→ TASK BRIEF
From the entries below, pull out each line where "completed" appears.

start

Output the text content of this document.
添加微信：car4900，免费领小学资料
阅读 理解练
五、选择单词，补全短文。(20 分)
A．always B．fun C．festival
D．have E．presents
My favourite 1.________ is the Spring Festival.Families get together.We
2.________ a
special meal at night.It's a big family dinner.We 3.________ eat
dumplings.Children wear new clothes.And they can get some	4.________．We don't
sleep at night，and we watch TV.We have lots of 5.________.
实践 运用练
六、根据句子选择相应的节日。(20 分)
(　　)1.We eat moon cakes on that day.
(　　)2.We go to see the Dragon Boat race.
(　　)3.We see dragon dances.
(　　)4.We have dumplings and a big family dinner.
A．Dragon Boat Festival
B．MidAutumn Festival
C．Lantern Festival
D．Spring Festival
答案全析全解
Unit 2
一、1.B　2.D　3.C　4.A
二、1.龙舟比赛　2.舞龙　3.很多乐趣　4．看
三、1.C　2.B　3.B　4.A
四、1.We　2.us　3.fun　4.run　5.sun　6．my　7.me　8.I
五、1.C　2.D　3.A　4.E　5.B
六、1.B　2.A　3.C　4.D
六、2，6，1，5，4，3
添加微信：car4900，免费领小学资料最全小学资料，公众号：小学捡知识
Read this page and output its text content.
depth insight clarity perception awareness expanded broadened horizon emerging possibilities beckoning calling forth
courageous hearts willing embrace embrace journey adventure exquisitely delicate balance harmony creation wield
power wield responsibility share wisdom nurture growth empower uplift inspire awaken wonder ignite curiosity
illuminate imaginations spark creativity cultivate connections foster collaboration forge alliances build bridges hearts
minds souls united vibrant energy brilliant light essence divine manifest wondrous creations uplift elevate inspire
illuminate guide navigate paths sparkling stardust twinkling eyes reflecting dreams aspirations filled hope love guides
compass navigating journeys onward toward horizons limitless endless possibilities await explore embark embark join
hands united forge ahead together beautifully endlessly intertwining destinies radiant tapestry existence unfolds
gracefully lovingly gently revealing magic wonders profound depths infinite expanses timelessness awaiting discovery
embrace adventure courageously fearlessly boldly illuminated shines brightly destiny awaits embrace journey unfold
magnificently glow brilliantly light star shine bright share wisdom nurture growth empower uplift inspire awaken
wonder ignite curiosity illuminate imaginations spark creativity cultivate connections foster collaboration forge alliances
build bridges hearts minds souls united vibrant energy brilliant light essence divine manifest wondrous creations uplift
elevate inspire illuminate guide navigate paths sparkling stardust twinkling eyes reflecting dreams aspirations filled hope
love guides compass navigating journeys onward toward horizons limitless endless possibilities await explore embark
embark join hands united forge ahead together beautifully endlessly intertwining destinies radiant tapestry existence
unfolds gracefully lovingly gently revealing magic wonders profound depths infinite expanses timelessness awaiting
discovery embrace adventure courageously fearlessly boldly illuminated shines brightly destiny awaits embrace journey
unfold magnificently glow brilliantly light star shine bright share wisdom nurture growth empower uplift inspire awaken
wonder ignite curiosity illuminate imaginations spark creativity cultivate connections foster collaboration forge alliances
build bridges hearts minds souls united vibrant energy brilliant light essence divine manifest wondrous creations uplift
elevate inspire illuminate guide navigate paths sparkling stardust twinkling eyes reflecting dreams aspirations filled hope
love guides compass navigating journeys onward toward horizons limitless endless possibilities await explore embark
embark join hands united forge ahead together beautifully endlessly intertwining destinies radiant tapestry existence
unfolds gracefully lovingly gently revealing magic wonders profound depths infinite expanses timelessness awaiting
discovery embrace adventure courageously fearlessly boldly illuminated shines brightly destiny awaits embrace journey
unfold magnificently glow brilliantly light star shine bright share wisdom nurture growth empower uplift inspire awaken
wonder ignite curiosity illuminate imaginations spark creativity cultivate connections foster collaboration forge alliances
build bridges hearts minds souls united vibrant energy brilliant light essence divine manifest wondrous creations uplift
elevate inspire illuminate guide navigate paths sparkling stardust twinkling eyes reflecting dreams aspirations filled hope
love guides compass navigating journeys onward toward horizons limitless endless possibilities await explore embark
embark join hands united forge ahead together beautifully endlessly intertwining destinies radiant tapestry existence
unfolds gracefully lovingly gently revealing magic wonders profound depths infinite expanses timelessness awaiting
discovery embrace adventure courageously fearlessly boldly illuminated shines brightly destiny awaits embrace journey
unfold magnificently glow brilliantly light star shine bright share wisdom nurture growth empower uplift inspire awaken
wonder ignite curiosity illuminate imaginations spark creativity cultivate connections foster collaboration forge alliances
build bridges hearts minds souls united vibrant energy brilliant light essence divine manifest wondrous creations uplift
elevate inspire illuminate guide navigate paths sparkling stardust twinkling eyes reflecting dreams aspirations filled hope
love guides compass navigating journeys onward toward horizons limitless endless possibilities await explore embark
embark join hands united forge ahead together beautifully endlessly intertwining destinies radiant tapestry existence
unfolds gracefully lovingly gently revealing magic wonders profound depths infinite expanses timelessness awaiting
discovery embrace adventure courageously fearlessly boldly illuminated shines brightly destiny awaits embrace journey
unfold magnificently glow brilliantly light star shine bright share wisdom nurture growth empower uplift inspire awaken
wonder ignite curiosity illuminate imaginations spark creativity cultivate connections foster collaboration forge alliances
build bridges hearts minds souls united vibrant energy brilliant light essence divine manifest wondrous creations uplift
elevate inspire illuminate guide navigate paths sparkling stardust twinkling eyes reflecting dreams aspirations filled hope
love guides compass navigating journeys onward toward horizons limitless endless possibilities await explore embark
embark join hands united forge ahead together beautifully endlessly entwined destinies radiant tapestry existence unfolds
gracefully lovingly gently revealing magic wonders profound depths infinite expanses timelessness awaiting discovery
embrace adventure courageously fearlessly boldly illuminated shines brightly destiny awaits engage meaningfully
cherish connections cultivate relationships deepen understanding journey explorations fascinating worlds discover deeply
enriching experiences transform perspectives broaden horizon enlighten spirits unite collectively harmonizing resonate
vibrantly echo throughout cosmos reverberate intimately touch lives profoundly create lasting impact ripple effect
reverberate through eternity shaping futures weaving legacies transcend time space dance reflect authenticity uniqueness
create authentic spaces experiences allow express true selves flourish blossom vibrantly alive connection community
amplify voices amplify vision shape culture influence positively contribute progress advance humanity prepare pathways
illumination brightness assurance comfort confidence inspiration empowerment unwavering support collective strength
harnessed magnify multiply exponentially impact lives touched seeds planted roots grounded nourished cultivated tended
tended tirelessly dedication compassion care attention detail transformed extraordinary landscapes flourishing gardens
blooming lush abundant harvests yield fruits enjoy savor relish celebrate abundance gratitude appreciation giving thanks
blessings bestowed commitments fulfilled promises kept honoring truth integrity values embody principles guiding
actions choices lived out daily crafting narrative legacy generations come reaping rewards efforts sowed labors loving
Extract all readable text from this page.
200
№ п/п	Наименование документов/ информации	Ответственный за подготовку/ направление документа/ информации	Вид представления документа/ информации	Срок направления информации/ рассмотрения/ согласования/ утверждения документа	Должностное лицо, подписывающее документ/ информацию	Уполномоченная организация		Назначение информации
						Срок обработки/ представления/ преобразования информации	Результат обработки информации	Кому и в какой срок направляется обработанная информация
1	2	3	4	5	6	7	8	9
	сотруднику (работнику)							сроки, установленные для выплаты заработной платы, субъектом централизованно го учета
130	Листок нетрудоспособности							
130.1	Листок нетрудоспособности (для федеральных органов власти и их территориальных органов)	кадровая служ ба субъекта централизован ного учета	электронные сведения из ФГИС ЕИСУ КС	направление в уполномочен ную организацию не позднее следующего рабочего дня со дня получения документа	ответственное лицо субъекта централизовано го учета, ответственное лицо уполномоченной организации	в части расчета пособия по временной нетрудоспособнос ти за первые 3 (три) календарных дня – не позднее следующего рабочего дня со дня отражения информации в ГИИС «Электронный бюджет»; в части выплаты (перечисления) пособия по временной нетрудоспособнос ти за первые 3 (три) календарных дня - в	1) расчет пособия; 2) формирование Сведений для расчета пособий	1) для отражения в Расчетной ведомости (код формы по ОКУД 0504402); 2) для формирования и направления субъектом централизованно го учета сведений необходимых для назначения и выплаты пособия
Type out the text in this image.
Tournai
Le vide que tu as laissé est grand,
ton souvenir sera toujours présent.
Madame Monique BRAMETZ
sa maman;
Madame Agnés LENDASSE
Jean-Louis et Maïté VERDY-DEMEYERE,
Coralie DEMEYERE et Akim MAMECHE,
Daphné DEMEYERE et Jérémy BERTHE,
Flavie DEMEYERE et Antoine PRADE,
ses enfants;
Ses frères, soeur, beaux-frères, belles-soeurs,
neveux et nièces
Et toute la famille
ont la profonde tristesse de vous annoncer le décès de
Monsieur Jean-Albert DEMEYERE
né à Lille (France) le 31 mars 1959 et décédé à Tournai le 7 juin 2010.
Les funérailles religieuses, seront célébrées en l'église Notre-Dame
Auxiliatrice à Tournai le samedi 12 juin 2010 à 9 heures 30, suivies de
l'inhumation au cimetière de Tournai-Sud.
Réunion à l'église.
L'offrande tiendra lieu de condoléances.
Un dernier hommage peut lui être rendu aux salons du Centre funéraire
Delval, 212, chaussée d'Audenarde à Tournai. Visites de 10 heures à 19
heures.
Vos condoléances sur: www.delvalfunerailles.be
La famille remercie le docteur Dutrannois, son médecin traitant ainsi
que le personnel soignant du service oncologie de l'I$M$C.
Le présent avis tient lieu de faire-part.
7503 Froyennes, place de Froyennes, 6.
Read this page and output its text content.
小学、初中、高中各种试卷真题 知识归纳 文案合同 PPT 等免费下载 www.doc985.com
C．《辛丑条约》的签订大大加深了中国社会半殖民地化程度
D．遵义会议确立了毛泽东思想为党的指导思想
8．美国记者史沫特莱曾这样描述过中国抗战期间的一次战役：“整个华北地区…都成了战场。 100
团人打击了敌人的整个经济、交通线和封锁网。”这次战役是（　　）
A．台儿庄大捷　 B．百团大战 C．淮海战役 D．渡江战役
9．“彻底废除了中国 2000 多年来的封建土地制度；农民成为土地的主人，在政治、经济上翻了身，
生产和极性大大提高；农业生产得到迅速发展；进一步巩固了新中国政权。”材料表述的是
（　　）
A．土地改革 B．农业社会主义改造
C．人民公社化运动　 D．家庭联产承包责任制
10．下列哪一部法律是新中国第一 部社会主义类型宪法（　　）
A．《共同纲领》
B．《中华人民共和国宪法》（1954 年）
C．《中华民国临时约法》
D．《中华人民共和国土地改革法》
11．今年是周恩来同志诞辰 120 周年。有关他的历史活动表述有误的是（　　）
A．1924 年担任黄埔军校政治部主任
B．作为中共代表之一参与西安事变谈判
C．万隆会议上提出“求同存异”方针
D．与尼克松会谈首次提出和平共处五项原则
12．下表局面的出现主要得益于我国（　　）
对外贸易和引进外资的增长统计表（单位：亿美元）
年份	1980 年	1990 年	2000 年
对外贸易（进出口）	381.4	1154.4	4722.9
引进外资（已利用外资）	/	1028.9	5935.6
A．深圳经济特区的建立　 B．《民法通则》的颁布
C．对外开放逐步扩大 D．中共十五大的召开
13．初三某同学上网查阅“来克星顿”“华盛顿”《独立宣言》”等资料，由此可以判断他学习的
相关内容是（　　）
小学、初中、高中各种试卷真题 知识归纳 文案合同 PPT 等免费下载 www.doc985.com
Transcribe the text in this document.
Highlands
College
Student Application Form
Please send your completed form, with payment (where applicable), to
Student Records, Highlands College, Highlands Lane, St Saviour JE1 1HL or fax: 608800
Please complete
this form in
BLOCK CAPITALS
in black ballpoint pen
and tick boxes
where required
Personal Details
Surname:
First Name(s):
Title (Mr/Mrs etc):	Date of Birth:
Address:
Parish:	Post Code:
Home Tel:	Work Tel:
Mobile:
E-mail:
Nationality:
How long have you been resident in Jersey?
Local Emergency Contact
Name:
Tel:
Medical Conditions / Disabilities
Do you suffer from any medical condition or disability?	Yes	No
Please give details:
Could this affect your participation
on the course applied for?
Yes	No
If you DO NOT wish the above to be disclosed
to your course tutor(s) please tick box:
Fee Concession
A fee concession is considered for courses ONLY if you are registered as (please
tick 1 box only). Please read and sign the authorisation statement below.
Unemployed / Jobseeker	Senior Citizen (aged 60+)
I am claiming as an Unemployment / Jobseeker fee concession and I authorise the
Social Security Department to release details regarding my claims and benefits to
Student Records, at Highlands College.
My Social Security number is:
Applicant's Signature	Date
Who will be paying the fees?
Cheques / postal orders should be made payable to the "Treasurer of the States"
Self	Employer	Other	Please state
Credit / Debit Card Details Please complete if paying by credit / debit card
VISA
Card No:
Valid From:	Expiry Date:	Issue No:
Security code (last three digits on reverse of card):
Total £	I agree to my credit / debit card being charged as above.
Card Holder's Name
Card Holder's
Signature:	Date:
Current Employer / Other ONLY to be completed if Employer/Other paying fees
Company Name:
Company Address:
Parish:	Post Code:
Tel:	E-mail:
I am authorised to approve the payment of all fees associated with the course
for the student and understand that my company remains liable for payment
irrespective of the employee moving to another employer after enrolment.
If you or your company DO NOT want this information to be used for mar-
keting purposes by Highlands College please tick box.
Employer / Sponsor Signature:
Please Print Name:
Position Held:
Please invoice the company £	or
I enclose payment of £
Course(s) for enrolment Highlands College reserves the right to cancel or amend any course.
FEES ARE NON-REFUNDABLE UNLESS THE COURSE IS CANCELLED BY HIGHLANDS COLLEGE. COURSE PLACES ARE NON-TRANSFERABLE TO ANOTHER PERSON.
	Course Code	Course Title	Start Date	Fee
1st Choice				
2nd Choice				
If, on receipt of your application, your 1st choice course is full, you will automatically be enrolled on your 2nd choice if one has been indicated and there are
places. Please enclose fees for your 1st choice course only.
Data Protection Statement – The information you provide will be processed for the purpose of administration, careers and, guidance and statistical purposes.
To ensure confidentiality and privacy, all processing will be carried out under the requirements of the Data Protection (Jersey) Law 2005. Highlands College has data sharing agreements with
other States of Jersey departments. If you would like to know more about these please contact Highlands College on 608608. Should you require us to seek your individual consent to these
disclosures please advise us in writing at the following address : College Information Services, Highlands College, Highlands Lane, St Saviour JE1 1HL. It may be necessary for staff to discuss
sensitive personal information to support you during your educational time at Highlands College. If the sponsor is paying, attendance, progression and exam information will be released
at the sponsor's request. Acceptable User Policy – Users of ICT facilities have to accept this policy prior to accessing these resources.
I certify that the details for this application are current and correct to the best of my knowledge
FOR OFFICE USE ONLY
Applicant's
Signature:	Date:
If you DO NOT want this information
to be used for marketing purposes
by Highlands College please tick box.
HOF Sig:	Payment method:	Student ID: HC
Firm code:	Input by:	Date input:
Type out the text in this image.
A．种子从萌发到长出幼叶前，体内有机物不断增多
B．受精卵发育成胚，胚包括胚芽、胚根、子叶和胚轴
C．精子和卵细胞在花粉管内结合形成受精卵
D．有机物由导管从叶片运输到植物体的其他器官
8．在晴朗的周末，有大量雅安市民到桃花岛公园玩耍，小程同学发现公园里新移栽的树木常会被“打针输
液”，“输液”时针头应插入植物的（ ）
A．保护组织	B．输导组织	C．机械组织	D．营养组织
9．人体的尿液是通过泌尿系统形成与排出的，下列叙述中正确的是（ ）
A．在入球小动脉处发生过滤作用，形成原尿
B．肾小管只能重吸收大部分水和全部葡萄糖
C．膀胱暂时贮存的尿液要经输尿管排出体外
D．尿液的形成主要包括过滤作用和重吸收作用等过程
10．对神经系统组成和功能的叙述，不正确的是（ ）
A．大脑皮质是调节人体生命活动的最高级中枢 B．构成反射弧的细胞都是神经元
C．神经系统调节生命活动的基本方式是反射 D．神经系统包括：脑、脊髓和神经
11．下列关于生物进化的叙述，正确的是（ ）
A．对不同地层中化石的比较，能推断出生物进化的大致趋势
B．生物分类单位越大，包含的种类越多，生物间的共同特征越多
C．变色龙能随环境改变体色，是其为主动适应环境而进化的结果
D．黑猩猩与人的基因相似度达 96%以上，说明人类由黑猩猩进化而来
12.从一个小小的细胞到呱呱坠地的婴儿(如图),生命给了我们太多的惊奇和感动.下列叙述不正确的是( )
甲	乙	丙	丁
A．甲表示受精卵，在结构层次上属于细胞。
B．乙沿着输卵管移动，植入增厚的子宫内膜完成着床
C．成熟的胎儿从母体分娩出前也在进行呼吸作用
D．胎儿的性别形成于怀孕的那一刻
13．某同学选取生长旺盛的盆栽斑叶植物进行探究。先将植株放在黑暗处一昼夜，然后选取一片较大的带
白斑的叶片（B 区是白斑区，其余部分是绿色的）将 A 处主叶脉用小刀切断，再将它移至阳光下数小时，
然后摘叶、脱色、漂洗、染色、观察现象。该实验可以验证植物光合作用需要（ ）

end

→ TASK RESULT
Please send your completed form, with payment (where applicable), to
Current Employer / Other ONLY to be completed if Employer/Other paying fees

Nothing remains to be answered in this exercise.